Transcribe all of the data, leaving nothing out and changing nothing.

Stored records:

════════════════

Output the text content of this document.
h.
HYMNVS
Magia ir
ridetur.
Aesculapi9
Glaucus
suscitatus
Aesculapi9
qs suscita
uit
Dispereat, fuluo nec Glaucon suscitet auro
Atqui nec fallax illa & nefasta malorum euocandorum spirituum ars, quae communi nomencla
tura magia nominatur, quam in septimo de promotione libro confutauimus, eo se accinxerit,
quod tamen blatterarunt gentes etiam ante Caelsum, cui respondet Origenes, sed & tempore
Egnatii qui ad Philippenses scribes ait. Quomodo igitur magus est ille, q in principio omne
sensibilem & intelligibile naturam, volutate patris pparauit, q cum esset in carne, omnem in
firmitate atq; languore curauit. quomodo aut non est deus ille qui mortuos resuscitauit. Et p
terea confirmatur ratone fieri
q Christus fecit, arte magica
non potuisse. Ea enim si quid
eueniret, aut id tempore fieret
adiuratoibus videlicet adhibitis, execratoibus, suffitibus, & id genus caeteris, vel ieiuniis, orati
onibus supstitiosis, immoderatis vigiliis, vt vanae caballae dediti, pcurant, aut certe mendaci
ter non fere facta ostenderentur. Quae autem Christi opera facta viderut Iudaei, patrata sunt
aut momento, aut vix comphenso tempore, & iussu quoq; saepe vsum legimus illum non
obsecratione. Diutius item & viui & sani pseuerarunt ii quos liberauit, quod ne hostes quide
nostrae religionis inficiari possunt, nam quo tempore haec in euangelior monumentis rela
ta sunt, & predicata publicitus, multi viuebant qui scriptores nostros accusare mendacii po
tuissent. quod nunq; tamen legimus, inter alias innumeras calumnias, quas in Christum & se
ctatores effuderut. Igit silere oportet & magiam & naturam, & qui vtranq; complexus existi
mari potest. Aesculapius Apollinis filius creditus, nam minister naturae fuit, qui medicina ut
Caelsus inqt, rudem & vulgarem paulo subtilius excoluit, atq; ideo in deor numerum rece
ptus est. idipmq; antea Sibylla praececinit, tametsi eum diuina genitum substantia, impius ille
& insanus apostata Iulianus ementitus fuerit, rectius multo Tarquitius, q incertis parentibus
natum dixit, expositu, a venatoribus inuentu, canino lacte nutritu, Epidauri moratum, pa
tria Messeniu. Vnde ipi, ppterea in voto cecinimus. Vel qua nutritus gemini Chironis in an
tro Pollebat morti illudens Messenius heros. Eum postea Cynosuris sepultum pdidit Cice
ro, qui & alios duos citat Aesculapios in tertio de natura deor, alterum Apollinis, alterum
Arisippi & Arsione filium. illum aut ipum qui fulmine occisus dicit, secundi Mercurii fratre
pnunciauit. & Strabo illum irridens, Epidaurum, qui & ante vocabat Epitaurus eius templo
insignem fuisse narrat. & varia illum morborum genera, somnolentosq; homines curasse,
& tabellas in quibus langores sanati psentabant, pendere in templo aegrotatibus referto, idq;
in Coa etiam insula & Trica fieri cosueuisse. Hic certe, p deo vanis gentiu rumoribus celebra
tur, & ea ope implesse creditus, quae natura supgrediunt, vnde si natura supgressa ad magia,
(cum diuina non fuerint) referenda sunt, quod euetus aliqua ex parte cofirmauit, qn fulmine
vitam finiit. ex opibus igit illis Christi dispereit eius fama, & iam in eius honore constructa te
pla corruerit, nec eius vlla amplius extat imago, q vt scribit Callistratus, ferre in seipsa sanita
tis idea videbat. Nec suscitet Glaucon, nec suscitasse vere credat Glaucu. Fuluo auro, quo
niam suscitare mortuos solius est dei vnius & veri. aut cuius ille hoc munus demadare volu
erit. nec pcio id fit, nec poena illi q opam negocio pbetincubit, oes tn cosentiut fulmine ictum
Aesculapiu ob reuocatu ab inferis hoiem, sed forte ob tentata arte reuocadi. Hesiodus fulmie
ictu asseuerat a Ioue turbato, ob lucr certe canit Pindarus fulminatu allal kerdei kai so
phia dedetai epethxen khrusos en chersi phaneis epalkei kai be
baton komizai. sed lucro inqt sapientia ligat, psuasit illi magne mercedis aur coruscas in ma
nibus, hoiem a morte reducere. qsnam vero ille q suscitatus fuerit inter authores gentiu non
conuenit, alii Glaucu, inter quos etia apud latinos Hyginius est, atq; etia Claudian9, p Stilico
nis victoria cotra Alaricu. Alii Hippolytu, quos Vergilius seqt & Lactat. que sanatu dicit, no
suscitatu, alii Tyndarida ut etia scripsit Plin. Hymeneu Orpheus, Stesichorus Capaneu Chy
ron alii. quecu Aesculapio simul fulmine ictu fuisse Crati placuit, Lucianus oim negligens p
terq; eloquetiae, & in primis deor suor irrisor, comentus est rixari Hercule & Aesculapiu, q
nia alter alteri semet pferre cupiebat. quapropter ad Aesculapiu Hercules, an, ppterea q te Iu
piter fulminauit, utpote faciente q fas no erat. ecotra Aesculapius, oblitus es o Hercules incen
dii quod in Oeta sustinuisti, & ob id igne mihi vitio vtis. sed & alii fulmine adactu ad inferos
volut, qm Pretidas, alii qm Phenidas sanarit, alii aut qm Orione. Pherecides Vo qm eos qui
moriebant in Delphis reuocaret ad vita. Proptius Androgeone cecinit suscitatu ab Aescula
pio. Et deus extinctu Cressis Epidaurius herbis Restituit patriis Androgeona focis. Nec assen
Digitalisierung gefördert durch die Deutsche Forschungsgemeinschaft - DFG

════════════════

RESULT OF THIS EXERCISE:
Output the text content of this document.
h.
HYMNVS
Magia ir
ridetur.
Aesculapi9
Glaucus
suscitatus
Aesculapi9
qs suscita
uit
Dispereat, fuluo nec Glaucon suscitet auro
Atqui nec fallax illa & nefasta malorum euocandorum spirituum ars, quae communi nomencla
tura magia nominatur, quam in septimo de promotione libro confutauimus, eo se accinxerit,
quod tamen blatterarunt gentes etiam ante Caelsum, cui respondet Origenes, sed & tempore
Egnatii qui ad Philippenses scribes ait. Quomodo igitur magus est ille, q in principio omne
sensibilem & intelligibile naturam, volutate patris pparauit, q cum esset in carne, omnem in
firmitate atq; languore curauit. quomodo aut non est deus ille qui mortuos resuscitauit. Et p
terea confirmatur ratone fieri
q Christus fecit, arte magica
non potuisse. Ea enim si quid
eueniret, aut id tempore fieret
adiuratoibus videlicet adhibitis, execratoibus, suffitibus, & id genus caeteris, vel ieiuniis, orati
onibus supstitiosis, immoderatis vigiliis, vt vanae caballae dediti, pcurant, aut certe mendaci
ter non fere facta ostenderentur. Quae autem Christi opera facta viderut Iudaei, patrata sunt
aut momento, aut vix comphenso tempore, & iussu quoq; saepe vsum legimus illum non
obsecratione. Diutius item & viui & sani pseuerarunt ii quos liberauit, quod ne hostes quide
nostrae religionis inficiari possunt, nam quo tempore haec in euangelior monumentis rela
ta sunt, & predicata publicitus, multi viuebant qui scriptores nostros accusare mendacii po
tuissent. quod nunq; tamen legimus, inter alias innumeras calumnias, quas in Christum & se
ctatores effuderut. Igit silere oportet & magiam & naturam, & qui vtranq; complexus existi
mari potest. Aesculapius Apollinis filius creditus, nam minister naturae fuit, qui medicina ut
Caelsus inqt, rudem & vulgarem paulo subtilius excoluit, atq; ideo in deor numerum rece
ptus est. idipmq; antea Sibylla praececinit, tametsi eum diuina genitum substantia, impius ille
& insanus apostata Iulianus ementitus fuerit, rectius multo Tarquitius, q incertis parentibus
natum dixit, expositu, a venatoribus inuentu, canino lacte nutritu, Epidauri moratum, pa
tria Messeniu. Vnde ipi, ppterea in voto cecinimus. Vel qua nutritus gemini Chironis in an
tro Pollebat morti illudens Messenius heros. Eum postea Cynosuris sepultum pdidit Cice
ro, qui & alios duos citat Aesculapios in tertio de natura deor, alterum Apollinis, alterum
Arisippi & Arsione filium. illum aut ipum qui fulmine occisus dicit, secundi Mercurii fratre
pnunciauit. & Strabo illum irridens, Epidaurum, qui & ante vocabat Epitaurus eius templo
insignem fuisse narrat. & varia illum morborum genera, somnolentosq; homines curasse,
& tabellas in quibus langores sanati psentabant, pendere in templo aegrotatibus referto, idq;
in Coa etiam insula & Trica fieri cosueuisse. Hic certe, p deo vanis gentiu rumoribus celebra
tur, & ea ope implesse creditus, quae natura supgrediunt, vnde si natura supgressa ad magia,
(cum diuina non fuerint) referenda sunt, quod euetus aliqua ex parte cofirmauit, qn fulmine
vitam finiit. ex opibus igit illis Christi dispereit eius fama, & iam in eius honore constructa te
pla corruerit, nec eius vlla amplius extat imago, q vt scribit Callistratus, ferre in seipsa sanita
tis idea videbat. Nec suscitet Glaucon, nec suscitasse vere credat Glaucu. Fuluo auro, quo
niam suscitare mortuos solius est dei vnius & veri. aut cuius ille hoc munus demadare volu
erit. nec pcio id fit, nec poena illi q opam negocio pbetincubit, oes tn cosentiut fulmine ictum
Aesculapiu ob reuocatu ab inferis hoiem, sed forte ob tentata arte reuocadi. Hesiodus fulmie
ictu asseuerat a Ioue turbato, ob lucr certe canit Pindarus fulminatu allal kerdei kai so
phia dedetai epethxen khrusos en chersi phaneis epalkei kai be
baton komizai. sed lucro inqt sapientia ligat, psuasit illi magne mercedis aur coruscas in ma
nibus, hoiem a morte reducere. qsnam vero ille q suscitatus fuerit inter authores gentiu non
conuenit, alii Glaucu, inter quos etia apud latinos Hyginius est, atq; etia Claudian9, p Stilico
nis victoria cotra Alaricu. Alii Hippolytu, quos Vergilius seqt & Lactat. que sanatu dicit, no
suscitatu, alii Tyndarida ut etia scripsit Plin. Hymeneu Orpheus, Stesichorus Capaneu Chy
ron alii. quecu Aesculapio simul fulmine ictu fuisse Crati placuit, Lucianus oim negligens p
terq; eloquetiae, & in primis deor suor irrisor, comentus est rixari Hercule & Aesculapiu, q
nia alter alteri semet pferre cupiebat. quapropter ad Aesculapiu Hercules, an, ppterea q te Iu
piter fulminauit, utpote faciente q fas no erat. ecotra Aesculapius, oblitus es o Hercules incen
dii quod in Oeta sustinuisti, & ob id igne mihi vitio vtis. sed & alii fulmine adactu ad inferos
volut, qm Pretidas, alii qm Phenidas sanarit, alii aut qm Orione. Pherecides Vo qm eos qui
moriebant in Delphis reuocaret ad vita. Proptius Androgeone cecinit suscitatu ab Aescula
pio. Et deus extinctu Cressis Epidaurius herbis Restituit patriis Androgeona focis. Nec assen
Digitalisierung gefördert durch die Deutsche Forschungsgemeinschaft - DFG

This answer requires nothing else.